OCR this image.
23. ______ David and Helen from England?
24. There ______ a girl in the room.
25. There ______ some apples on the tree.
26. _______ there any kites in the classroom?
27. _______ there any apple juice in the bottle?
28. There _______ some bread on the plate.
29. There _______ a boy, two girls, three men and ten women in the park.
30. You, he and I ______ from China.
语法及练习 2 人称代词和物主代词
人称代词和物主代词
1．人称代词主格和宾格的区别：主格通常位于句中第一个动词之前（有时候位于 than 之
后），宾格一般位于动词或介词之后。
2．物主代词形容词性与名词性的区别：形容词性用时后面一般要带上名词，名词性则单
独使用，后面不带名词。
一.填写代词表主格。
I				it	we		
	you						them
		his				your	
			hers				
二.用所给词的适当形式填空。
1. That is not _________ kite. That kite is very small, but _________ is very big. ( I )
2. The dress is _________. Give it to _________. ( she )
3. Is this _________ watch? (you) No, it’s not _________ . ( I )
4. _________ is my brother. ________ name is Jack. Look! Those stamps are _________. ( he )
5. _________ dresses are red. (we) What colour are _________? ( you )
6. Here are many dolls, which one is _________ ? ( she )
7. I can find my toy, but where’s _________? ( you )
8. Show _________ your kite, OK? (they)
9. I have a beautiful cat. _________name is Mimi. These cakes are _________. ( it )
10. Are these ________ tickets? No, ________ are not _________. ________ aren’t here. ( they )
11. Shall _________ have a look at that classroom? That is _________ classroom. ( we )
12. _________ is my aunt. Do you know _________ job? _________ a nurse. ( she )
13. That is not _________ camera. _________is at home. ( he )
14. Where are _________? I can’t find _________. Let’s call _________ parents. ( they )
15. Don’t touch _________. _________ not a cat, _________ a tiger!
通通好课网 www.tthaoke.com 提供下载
━━━━━━━━━━
● The exercise
Retype each record exactly, leaving nothing out.

● Task solution
OCR this image.
23. ______ David and Helen from England?
24. There ______ a girl in the room.
25. There ______ some apples on the tree.
26. _______ there any kites in the classroom?
27. _______ there any apple juice in the bottle?
28. There _______ some bread on the plate.
29. There _______ a boy, two girls, three men and ten women in the park.
30. You, he and I ______ from China.
语法及练习 2 人称代词和物主代词
人称代词和物主代词
1．人称代词主格和宾格的区别：主格通常位于句中第一个动词之前（有时候位于 than 之
后），宾格一般位于动词或介词之后。
2．物主代词形容词性与名词性的区别：形容词性用时后面一般要带上名词，名词性则单
独使用，后面不带名词。
一.填写代词表主格。
I				it	we		
	you						them
		his				your	
			hers				
二.用所给词的适当形式填空。
1. That is not _________ kite. That kite is very small, but _________ is very big. ( I )
2. The dress is _________. Give it to _________. ( she )
3. Is this _________ watch? (you) No, it’s not _________ . ( I )
4. _________ is my brother. ________ name is Jack. Look! Those stamps are _________. ( he )
5. _________ dresses are red. (we) What colour are _________? ( you )
6. Here are many dolls, which one is _________ ? ( she )
7. I can find my toy, but where’s _________? ( you )
8. Show _________ your kite, OK? (they)
9. I have a beautiful cat. _________name is Mimi. These cakes are _________. ( it )
10. Are these ________ tickets? No, ________ are not _________. ________ aren’t here. ( they )
11. Shall _________ have a look at that classroom? That is _________ classroom. ( we )
12. _________ is my aunt. Do you know _________ job? _________ a nurse. ( she )
13. That is not _________ camera. _________is at home. ( he )
14. Where are _________? I can’t find _________. Let’s call _________ parents. ( they )
15. Don’t touch _________. _________ not a cat, _________ a tiger!
通通好课网 www.tthaoke.com 提供下载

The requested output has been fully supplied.